Select all lines with the string "成中心对称" in them, and copy those lines.
== Excerpted data
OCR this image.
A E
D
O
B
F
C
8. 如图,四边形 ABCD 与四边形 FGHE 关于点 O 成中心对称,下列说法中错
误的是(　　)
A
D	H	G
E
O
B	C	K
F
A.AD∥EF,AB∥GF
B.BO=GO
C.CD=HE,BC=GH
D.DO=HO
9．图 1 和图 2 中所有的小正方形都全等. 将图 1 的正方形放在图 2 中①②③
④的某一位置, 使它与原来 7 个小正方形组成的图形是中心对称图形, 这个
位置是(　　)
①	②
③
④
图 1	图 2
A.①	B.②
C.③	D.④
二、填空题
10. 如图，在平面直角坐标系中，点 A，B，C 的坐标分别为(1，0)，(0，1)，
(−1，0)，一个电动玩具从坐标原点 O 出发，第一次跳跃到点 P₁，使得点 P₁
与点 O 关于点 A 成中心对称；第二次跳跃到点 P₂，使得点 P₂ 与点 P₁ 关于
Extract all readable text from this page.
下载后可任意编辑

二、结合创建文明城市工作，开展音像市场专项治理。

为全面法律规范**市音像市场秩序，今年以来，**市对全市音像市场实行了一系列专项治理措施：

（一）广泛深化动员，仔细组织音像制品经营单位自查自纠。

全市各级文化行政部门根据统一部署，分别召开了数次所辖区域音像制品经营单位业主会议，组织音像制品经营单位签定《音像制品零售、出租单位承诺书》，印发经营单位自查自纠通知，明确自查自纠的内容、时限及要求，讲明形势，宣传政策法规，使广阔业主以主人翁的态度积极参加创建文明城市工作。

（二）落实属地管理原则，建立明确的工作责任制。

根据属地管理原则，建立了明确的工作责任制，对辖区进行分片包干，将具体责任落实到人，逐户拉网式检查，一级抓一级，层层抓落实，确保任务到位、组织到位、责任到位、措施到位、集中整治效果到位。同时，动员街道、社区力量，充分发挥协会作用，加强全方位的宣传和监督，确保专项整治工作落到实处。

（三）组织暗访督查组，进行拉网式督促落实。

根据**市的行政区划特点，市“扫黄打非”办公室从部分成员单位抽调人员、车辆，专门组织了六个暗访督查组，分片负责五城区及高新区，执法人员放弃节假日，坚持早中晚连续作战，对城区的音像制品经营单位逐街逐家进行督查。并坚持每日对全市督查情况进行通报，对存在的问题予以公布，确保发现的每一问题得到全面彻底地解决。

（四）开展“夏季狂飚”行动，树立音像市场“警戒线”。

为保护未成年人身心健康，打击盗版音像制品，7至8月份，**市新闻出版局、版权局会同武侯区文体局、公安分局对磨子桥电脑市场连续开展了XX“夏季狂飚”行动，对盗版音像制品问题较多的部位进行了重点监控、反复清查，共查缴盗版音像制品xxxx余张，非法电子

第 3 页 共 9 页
====
(Written answer)
8. 如图,四边形 ABCD 与四边形 FGHE 关于点 O 成中心对称,下列说法中错
与点 O 关于点 A 成中心对称；第二次跳跃到点 P₂，使得点 P₂ 与点 P₁ 关于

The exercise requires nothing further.